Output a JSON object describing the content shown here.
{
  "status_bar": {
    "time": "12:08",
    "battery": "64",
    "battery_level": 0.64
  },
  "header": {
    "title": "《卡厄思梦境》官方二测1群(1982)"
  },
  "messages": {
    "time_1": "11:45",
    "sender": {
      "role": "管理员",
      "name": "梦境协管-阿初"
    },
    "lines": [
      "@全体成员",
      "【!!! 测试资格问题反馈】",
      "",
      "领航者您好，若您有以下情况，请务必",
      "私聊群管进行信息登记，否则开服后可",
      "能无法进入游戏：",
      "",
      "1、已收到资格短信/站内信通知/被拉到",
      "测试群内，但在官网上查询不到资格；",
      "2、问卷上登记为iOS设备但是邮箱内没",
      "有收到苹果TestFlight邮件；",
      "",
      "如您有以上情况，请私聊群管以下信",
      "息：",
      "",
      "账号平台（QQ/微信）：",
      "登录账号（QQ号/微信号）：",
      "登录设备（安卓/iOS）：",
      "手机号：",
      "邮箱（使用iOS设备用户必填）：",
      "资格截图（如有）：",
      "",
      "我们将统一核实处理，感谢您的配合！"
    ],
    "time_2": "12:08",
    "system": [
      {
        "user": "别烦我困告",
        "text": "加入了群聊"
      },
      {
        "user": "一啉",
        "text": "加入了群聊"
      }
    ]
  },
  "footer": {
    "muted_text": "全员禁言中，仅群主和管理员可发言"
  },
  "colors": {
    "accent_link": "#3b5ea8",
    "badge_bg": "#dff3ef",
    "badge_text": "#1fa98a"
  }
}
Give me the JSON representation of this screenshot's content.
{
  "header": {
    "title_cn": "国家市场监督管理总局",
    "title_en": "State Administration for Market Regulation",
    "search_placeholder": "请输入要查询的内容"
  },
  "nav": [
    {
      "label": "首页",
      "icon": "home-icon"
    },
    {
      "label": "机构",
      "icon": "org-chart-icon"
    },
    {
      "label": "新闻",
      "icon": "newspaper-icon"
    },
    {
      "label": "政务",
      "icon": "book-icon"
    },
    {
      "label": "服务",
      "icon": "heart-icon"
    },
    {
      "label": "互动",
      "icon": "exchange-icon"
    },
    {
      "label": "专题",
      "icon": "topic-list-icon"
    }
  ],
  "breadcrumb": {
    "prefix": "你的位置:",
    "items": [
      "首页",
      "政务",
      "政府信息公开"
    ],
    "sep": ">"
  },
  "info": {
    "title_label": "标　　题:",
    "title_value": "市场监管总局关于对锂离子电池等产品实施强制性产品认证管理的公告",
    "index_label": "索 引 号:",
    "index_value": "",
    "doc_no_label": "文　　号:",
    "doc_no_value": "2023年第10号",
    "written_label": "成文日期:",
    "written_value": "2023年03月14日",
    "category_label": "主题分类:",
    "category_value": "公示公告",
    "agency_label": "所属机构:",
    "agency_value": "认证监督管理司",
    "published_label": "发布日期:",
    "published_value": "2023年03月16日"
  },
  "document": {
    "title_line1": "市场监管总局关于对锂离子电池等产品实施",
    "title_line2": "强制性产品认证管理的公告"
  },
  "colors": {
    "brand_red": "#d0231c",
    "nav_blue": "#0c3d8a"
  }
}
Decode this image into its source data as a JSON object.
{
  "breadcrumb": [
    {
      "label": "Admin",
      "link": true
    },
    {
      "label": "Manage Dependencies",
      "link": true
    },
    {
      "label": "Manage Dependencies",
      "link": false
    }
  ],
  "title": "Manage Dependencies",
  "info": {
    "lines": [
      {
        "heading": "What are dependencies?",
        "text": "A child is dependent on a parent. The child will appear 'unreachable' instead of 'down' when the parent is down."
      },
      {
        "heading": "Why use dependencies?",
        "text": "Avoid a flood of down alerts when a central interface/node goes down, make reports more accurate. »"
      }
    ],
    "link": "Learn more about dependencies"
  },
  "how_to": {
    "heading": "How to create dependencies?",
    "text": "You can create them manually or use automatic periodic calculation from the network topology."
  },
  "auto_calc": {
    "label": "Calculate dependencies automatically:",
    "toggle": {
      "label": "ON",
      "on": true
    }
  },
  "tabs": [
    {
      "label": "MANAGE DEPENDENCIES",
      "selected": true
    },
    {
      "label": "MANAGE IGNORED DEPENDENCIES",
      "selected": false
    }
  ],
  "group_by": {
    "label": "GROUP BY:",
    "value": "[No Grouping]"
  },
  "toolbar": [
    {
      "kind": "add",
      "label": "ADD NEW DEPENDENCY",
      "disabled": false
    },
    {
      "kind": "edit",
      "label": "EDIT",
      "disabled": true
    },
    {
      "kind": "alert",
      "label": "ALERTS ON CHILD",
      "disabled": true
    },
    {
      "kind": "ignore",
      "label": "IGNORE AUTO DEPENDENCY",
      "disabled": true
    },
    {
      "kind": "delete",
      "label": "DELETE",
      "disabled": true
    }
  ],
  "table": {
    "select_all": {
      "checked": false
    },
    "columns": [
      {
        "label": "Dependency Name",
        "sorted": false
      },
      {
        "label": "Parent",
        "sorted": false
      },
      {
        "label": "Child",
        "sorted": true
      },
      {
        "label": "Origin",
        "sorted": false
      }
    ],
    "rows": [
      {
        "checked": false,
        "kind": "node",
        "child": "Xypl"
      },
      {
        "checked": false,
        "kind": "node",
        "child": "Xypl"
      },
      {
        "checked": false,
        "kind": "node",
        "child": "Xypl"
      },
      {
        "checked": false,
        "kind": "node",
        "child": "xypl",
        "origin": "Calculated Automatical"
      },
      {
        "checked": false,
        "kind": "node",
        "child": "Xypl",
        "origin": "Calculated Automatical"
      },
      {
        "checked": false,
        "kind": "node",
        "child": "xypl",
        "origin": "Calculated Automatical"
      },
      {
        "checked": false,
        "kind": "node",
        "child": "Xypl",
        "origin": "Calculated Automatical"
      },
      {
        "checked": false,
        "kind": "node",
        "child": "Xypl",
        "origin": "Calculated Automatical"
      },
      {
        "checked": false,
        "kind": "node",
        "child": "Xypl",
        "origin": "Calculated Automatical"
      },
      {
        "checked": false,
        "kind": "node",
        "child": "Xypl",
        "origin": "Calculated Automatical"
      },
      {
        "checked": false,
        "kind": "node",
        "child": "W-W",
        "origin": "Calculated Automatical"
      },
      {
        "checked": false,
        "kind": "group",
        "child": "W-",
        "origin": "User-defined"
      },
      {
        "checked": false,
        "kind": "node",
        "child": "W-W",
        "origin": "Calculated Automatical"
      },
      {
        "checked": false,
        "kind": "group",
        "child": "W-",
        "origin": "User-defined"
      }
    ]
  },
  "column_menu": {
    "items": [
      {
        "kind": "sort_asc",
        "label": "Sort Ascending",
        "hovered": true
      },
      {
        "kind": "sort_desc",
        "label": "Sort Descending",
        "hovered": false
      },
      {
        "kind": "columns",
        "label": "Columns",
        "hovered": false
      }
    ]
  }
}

Set problem
Reproduce every record, matching each line exactly.

Output for this exercise
Output a JSON object describing the content shown here.
{
  "status_bar": {
    "time": "12:08",
    "battery": "64",
    "battery_level": 0.64
  },
  "header": {
    "title": "《卡厄思梦境》官方二测1群(1982)"
  },
  "messages": {
    "time_1": "11:45",
    "sender": {
      "role": "管理员",
      "name": "梦境协管-阿初"
    },
    "lines": [
      "@全体成员",
      "【!!! 测试资格问题反馈】",
      "",
      "领航者您好，若您有以下情况，请务必",
      "私聊群管进行信息登记，否则开服后可",
      "能无法进入游戏：",
      "",
      "1、已收到资格短信/站内信通知/被拉到",
      "测试群内，但在官网上查询不到资格；",
      "2、问卷上登记为iOS设备但是邮箱内没",
      "有收到苹果TestFlight邮件；",
      "",
      "如您有以上情况，请私聊群管以下信",
      "息：",
      "",
      "账号平台（QQ/微信）：",
      "登录账号（QQ号/微信号）：",
      "登录设备（安卓/iOS）：",
      "手机号：",
      "邮箱（使用iOS设备用户必填）：",
      "资格截图（如有）：",
      "",
      "我们将统一核实处理，感谢您的配合！"
    ],
    "time_2": "12:08",
    "system": [
      {
        "user": "别烦我困告",
        "text": "加入了群聊"
      },
      {
        "user": "一啉",
        "text": "加入了群聊"
      }
    ]
  },
  "footer": {
    "muted_text": "全员禁言中，仅群主和管理员可发言"
  },
  "colors": {
    "accent_link": "#3b5ea8",
    "badge_bg": "#dff3ef",
    "badge_text": "#1fa98a"
  }
}
Give me the JSON representation of this screenshot's content.
{
  "header": {
    "title_cn": "国家市场监督管理总局",
    "title_en": "State Administration for Market Regulation",
    "search_placeholder": "请输入要查询的内容"
  },
  "nav": [
    {
      "label": "首页",
      "icon": "home-icon"
    },
    {
      "label": "机构",
      "icon": "org-chart-icon"
    },
    {
      "label": "新闻",
      "icon": "newspaper-icon"
    },
    {
      "label": "政务",
      "icon": "book-icon"
    },
    {
      "label": "服务",
      "icon": "heart-icon"
    },
    {
      "label": "互动",
      "icon": "exchange-icon"
    },
    {
      "label": "专题",
      "icon": "topic-list-icon"
    }
  ],
  "breadcrumb": {
    "prefix": "你的位置:",
    "items": [
      "首页",
      "政务",
      "政府信息公开"
    ],
    "sep": ">"
  },
  "info": {
    "title_label": "标　　题:",
    "title_value": "市场监管总局关于对锂离子电池等产品实施强制性产品认证管理的公告",
    "index_label": "索 引 号:",
    "index_value": "",
    "doc_no_label": "文　　号:",
    "doc_no_value": "2023年第10号",
    "written_label": "成文日期:",
    "written_value": "2023年03月14日",
    "category_label": "主题分类:",
    "category_value": "公示公告",
    "agency_label": "所属机构:",
    "agency_value": "认证监督管理司",
    "published_label": "发布日期:",
    "published_value": "2023年03月16日"
  },
  "document": {
    "title_line1": "市场监管总局关于对锂离子电池等产品实施",
    "title_line2": "强制性产品认证管理的公告"
  },
  "colors": {
    "brand_red": "#d0231c",
    "nav_blue": "#0c3d8a"
  }
}
Decode this image into its source data as a JSON object.
{
  "breadcrumb": [
    {
      "label": "Admin",
      "link": true
    },
    {
      "label": "Manage Dependencies",
      "link": true
    },
    {
      "label": "Manage Dependencies",
      "link": false
    }
  ],
  "title": "Manage Dependencies",
  "info": {
    "lines": [
      {
        "heading": "What are dependencies?",
        "text": "A child is dependent on a parent. The child will appear 'unreachable' instead of 'down' when the parent is down."
      },
      {
        "heading": "Why use dependencies?",
        "text": "Avoid a flood of down alerts when a central interface/node goes down, make reports more accurate. »"
      }
    ],
    "link": "Learn more about dependencies"
  },
  "how_to": {
    "heading": "How to create dependencies?",
    "text": "You can create them manually or use automatic periodic calculation from the network topology."
  },
  "auto_calc": {
    "label": "Calculate dependencies automatically:",
    "toggle": {
      "label": "ON",
      "on": true
    }
  },
  "tabs": [
    {
      "label": "MANAGE DEPENDENCIES",
      "selected": true
    },
    {
      "label": "MANAGE IGNORED DEPENDENCIES",
      "selected": false
    }
  ],
  "group_by": {
    "label": "GROUP BY:",
    "value": "[No Grouping]"
  },
  "toolbar": [
    {
      "kind": "add",
      "label": "ADD NEW DEPENDENCY",
      "disabled": false
    },
    {
      "kind": "edit",
      "label": "EDIT",
      "disabled": true
    },
    {
      "kind": "alert",
      "label": "ALERTS ON CHILD",
      "disabled": true
    },
    {
      "kind": "ignore",
      "label": "IGNORE AUTO DEPENDENCY",
      "disabled": true
    },
    {
      "kind": "delete",
      "label": "DELETE",
      "disabled": true
    }
  ],
  "table": {
    "select_all": {
      "checked": false
    },
    "columns": [
      {
        "label": "Dependency Name",
        "sorted": false
      },
      {
        "label": "Parent",
        "sorted": false
      },
      {
        "label": "Child",
        "sorted": true
      },
      {
        "label": "Origin",
        "sorted": false
      }
    ],
    "rows": [
      {
        "checked": false,
        "kind": "node",
        "child": "Xypl"
      },
      {
        "checked": false,
        "kind": "node",
        "child": "Xypl"
      },
      {
        "checked": false,
        "kind": "node",
        "child": "Xypl"
      },
      {
        "checked": false,
        "kind": "node",
        "child": "xypl",
        "origin": "Calculated Automatical"
      },
      {
        "checked": false,
        "kind": "node",
        "child": "Xypl",
        "origin": "Calculated Automatical"
      },
      {
        "checked": false,
        "kind": "node",
        "child": "xypl",
        "origin": "Calculated Automatical"
      },
      {
        "checked": false,
        "kind": "node",
        "child": "Xypl",
        "origin": "Calculated Automatical"
      },
      {
        "checked": false,
        "kind": "node",
        "child": "Xypl",
        "origin": "Calculated Automatical"
      },
      {
        "checked": false,
        "kind": "node",
        "child": "Xypl",
        "origin": "Calculated Automatical"
      },
      {
        "checked": false,
        "kind": "node",
        "child": "Xypl",
        "origin": "Calculated Automatical"
      },
      {
        "checked": false,
        "kind": "node",
        "child": "W-W",
        "origin": "Calculated Automatical"
      },
      {
        "checked": false,
        "kind": "group",
        "child": "W-",
        "origin": "User-defined"
      },
      {
        "checked": false,
        "kind": "node",
        "child": "W-W",
        "origin": "Calculated Automatical"
      },
      {
        "checked": false,
        "kind": "group",
        "child": "W-",
        "origin": "User-defined"
      }
    ]
  },
  "column_menu": {
    "items": [
      {
        "kind": "sort_asc",
        "label": "Sort Ascending",
        "hovered": true
      },
      {
        "kind": "sort_desc",
        "label": "Sort Descending",
        "hovered": false
      },
      {
        "kind": "columns",
        "label": "Columns",
        "hovered": false
      }
    ]
  }
}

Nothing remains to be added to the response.